### STATED TASK
Copy out all lines that carry the word "icon".

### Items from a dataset

******************************

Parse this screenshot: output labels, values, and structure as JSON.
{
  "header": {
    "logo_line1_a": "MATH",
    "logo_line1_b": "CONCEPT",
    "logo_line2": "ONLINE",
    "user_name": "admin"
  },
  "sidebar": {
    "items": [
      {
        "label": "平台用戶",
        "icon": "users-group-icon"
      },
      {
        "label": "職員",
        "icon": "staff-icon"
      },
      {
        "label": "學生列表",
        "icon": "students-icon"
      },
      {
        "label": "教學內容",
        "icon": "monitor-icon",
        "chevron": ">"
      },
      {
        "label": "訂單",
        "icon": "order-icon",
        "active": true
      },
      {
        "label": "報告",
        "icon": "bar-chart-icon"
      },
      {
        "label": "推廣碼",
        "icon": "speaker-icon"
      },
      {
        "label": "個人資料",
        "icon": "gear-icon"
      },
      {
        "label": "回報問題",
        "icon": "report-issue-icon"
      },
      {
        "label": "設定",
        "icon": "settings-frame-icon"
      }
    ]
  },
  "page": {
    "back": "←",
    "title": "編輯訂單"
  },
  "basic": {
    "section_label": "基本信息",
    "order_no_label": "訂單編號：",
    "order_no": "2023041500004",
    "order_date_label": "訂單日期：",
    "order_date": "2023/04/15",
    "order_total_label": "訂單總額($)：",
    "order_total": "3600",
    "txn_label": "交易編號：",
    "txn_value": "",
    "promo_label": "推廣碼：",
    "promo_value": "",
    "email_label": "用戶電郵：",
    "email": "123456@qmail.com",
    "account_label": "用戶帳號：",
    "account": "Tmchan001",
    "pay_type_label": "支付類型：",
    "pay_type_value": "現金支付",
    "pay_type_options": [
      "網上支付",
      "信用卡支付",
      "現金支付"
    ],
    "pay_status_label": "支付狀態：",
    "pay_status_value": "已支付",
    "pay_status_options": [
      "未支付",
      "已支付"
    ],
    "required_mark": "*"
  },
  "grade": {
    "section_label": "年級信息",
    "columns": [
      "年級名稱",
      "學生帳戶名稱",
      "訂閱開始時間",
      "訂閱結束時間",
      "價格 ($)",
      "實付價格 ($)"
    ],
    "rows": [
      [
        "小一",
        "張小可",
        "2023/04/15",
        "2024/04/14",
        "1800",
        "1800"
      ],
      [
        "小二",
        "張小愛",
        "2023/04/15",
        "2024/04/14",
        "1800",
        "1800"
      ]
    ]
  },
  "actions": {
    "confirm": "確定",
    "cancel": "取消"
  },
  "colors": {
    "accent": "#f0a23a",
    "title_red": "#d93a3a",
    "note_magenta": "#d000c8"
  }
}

******************************

### CORRECT RESULT
        "icon": "users-group-icon"
        "icon": "staff-icon"
        "icon": "students-icon"
        "icon": "monitor-icon",
        "icon": "order-icon",
        "icon": "bar-chart-icon"
        "icon": "speaker-icon"
        "icon": "gear-icon"
        "icon": "report-issue-icon"
        "icon": "settings-frame-icon"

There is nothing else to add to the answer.